> **What the task asks**:
Your task is to copy every record exactly.

(Data entries for graphics)
-*-*-

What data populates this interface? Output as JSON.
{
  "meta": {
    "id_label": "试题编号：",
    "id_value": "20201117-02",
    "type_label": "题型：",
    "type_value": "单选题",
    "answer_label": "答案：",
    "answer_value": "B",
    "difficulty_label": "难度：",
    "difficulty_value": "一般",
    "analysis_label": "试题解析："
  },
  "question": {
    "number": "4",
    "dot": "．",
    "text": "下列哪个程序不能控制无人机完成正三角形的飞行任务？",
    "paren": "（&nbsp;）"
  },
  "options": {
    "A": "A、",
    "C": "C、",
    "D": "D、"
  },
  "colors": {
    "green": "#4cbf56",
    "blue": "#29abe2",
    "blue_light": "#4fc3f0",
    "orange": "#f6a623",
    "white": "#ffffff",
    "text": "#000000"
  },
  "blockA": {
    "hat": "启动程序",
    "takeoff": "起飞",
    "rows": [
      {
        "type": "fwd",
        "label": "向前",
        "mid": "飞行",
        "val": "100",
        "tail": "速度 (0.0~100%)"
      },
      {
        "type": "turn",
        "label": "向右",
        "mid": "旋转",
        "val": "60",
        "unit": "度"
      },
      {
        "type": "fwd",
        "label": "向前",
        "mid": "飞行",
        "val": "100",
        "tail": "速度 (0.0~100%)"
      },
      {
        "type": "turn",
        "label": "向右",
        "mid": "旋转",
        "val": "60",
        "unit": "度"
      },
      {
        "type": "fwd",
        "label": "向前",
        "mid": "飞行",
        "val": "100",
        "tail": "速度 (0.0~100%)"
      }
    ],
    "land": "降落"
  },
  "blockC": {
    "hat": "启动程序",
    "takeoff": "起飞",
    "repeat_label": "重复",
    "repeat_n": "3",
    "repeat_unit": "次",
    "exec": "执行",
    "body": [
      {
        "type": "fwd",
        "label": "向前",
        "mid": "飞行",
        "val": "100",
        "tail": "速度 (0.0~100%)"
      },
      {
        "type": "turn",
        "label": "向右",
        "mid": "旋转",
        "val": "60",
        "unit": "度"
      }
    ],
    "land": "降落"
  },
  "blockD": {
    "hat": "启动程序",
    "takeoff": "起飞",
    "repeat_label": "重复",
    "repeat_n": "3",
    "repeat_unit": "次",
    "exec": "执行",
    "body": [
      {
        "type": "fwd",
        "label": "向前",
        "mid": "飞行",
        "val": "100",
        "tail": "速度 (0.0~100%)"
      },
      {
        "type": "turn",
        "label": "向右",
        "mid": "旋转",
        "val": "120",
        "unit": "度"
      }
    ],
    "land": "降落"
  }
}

-*-*-

> **Correct result**:
What data populates this interface? Output as JSON.
{
  "meta": {
    "id_label": "试题编号：",
    "id_value": "20201117-02",
    "type_label": "题型：",
    "type_value": "单选题",
    "answer_label": "答案：",
    "answer_value": "B",
    "difficulty_label": "难度：",
    "difficulty_value": "一般",
    "analysis_label": "试题解析："
  },
  "question": {
    "number": "4",
    "dot": "．",
    "text": "下列哪个程序不能控制无人机完成正三角形的飞行任务？",
    "paren": "（&nbsp;）"
  },
  "options": {
    "A": "A、",
    "C": "C、",
    "D": "D、"
  },
  "colors": {
    "green": "#4cbf56",
    "blue": "#29abe2",
    "blue_light": "#4fc3f0",
    "orange": "#f6a623",
    "white": "#ffffff",
    "text": "#000000"
  },
  "blockA": {
    "hat": "启动程序",
    "takeoff": "起飞",
    "rows": [
      {
        "type": "fwd",
        "label": "向前",
        "mid": "飞行",
        "val": "100",
        "tail": "速度 (0.0~100%)"
      },
      {
        "type": "turn",
        "label": "向右",
        "mid": "旋转",
        "val": "60",
        "unit": "度"
      },
      {
        "type": "fwd",
        "label": "向前",
        "mid": "飞行",
        "val": "100",
        "tail": "速度 (0.0~100%)"
      },
      {
        "type": "turn",
        "label": "向右",
        "mid": "旋转",
        "val": "60",
        "unit": "度"
      },
      {
        "type": "fwd",
        "label": "向前",
        "mid": "飞行",
        "val": "100",
        "tail": "速度 (0.0~100%)"
      }
    ],
    "land": "降落"
  },
  "blockC": {
    "hat": "启动程序",
    "takeoff": "起飞",
    "repeat_label": "重复",
    "repeat_n": "3",
    "repeat_unit": "次",
    "exec": "执行",
    "body": [
      {
        "type": "fwd",
        "label": "向前",
        "mid": "飞行",
        "val": "100",
        "tail": "速度 (0.0~100%)"
      },
      {
        "type": "turn",
        "label": "向右",
        "mid": "旋转",
        "val": "60",
        "unit": "度"
      }
    ],
    "land": "降落"
  },
  "blockD": {
    "hat": "启动程序",
    "takeoff": "起飞",
    "repeat_label": "重复",
    "repeat_n": "3",
    "repeat_unit": "次",
    "exec": "执行",
    "body": [
      {
        "type": "fwd",
        "label": "向前",
        "mid": "飞行",
        "val": "100",
        "tail": "速度 (0.0~100%)"
      },
      {
        "type": "turn",
        "label": "向右",
        "mid": "旋转",
        "val": "120",
        "unit": "度"
      }
    ],
    "land": "降落"
  }
}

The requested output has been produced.